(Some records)
========================================================================

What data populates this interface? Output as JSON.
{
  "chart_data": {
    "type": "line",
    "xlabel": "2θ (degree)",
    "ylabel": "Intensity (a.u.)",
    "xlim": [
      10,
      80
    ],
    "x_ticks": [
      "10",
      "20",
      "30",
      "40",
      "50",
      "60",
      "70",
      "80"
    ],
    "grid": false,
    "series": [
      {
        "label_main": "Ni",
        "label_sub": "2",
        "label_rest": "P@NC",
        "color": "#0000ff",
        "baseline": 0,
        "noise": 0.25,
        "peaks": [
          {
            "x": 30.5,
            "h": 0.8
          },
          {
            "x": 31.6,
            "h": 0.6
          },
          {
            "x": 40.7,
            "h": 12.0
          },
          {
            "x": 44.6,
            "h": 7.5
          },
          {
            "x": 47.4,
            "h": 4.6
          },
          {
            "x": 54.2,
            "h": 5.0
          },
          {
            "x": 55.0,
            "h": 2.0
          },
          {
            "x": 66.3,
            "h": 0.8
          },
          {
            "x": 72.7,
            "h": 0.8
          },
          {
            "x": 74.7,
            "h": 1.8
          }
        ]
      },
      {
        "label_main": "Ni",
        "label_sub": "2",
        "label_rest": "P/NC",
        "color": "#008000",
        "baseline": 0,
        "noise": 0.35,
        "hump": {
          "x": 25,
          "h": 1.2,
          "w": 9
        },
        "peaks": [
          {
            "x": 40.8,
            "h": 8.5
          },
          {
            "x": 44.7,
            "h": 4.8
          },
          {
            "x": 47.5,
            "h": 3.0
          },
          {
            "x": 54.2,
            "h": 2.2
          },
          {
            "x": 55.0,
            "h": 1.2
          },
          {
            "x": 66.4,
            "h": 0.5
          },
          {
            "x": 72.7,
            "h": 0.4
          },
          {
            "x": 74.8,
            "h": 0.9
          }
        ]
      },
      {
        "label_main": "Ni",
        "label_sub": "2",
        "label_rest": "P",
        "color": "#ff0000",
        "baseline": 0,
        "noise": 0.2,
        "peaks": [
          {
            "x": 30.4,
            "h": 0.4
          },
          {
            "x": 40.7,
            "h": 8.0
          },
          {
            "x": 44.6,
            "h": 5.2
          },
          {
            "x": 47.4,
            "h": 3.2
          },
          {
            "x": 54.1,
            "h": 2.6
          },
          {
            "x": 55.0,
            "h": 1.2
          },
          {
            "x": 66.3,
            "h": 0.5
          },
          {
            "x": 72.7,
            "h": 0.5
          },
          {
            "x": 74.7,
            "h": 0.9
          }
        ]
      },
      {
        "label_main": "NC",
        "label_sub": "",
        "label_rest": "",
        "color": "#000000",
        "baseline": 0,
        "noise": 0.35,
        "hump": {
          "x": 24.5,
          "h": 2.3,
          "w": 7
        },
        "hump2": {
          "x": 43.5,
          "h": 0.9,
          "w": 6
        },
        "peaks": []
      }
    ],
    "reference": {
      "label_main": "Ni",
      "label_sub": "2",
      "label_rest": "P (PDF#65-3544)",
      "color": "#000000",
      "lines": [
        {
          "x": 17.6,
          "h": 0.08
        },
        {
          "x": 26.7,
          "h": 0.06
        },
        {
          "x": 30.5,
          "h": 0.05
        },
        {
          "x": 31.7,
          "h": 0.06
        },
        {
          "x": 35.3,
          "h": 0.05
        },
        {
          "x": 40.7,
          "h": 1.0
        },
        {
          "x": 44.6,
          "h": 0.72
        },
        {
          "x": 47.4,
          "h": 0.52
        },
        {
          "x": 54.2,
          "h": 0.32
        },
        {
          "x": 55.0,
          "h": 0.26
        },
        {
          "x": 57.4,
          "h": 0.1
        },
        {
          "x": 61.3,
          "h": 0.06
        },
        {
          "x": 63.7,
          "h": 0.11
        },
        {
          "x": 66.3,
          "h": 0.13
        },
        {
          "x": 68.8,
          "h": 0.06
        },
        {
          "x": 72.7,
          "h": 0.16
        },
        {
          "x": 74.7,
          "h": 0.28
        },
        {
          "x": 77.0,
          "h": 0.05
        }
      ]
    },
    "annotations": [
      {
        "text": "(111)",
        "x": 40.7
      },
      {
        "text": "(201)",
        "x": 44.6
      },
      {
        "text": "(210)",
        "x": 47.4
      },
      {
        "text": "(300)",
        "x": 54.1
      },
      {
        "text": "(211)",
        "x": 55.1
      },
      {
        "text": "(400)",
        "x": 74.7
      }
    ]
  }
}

========================================================================

INSTRUCTION: Pull every line containing "text" from the material above.

FINAL RESULT:
        "text": "(111)",
        "text": "(201)",
        "text": "(210)",
        "text": "(300)",
        "text": "(211)",
        "text": "(400)",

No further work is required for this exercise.